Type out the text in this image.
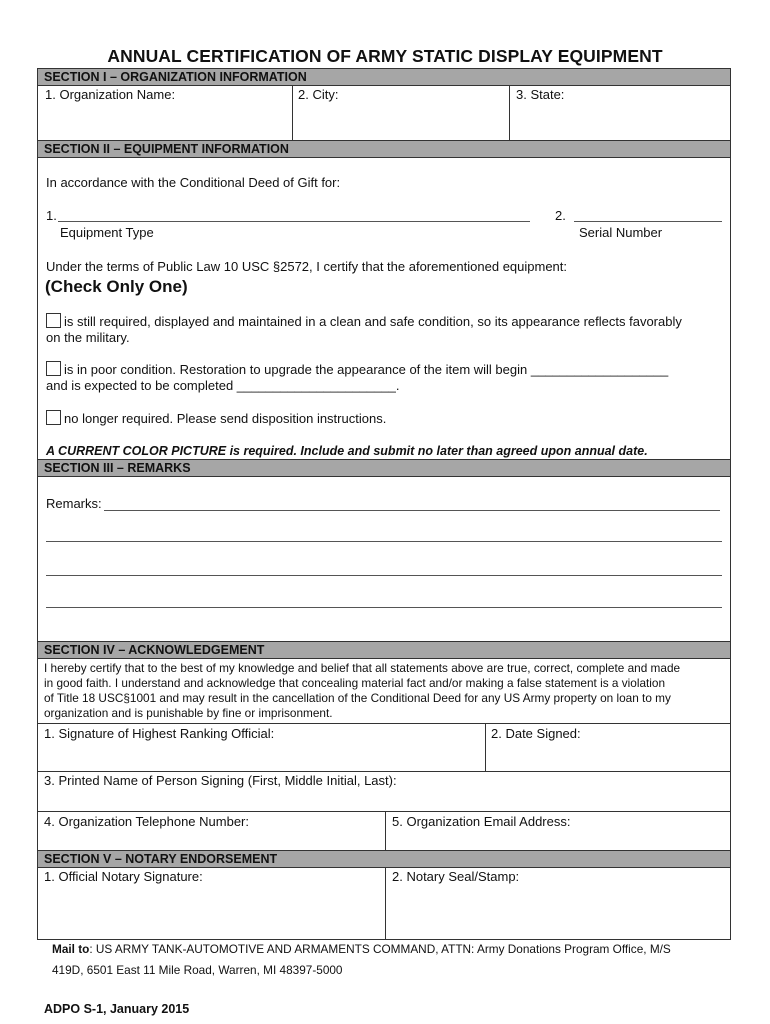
ANNUAL CERTIFICATION OF ARMY STATIC DISPLAY EQUIPMENT
SECTION I – ORGANIZATION INFORMATION
1. Organization Name:	2. City:	3. State:
SECTION II – EQUIPMENT INFORMATION
In accordance with the Conditional Deed of Gift for:
1.	2.
Equipment Type	Serial Number
Under the terms of Public Law 10 USC §2572, I certify that the aforementioned equipment:
(Check Only One)
is still required, displayed and maintained in a clean and safe condition, so its appearance reflects favorably
on the military.
is in poor condition. Restoration to upgrade the appearance of the item will begin ___________________
and is expected to be completed ______________________.
no longer required. Please send disposition instructions.
A CURRENT COLOR PICTURE is required. Include and submit no later than agreed upon annual date.
SECTION III – REMARKS
Remarks:
SECTION IV – ACKNOWLEDGEMENT
I hereby certify that to the best of my knowledge and belief that all statements above are true, correct, complete and made
in good faith. I understand and acknowledge that concealing material fact and/or making a false statement is a violation
of Title 18 USC§1001 and may result in the cancellation of the Conditional Deed for any US Army property on loan to my
organization and is punishable by fine or imprisonment.
1. Signature of Highest Ranking Official:	2. Date Signed:
3. Printed Name of Person Signing (First, Middle Initial, Last):
4. Organization Telephone Number:	5. Organization Email Address:
SECTION V – NOTARY ENDORSEMENT
1. Official Notary Signature:	2. Notary Seal/Stamp:
Mail to: US ARMY TANK-AUTOMOTIVE AND ARMAMENTS COMMAND, ATTN: Army Donations Program Office, M/S
419D, 6501 East 11 Mile Road, Warren, MI 48397-5000
ADPO S-1, January 2015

_ _ _ _ _

Show all lines in the entries above where the word "required" appears.

is still required, displayed and maintained in a clean and safe condition, so its appearance reflects favorably
no longer required. Please send disposition instructions.
A CURRENT COLOR PICTURE is required. Include and submit no later than agreed upon annual date.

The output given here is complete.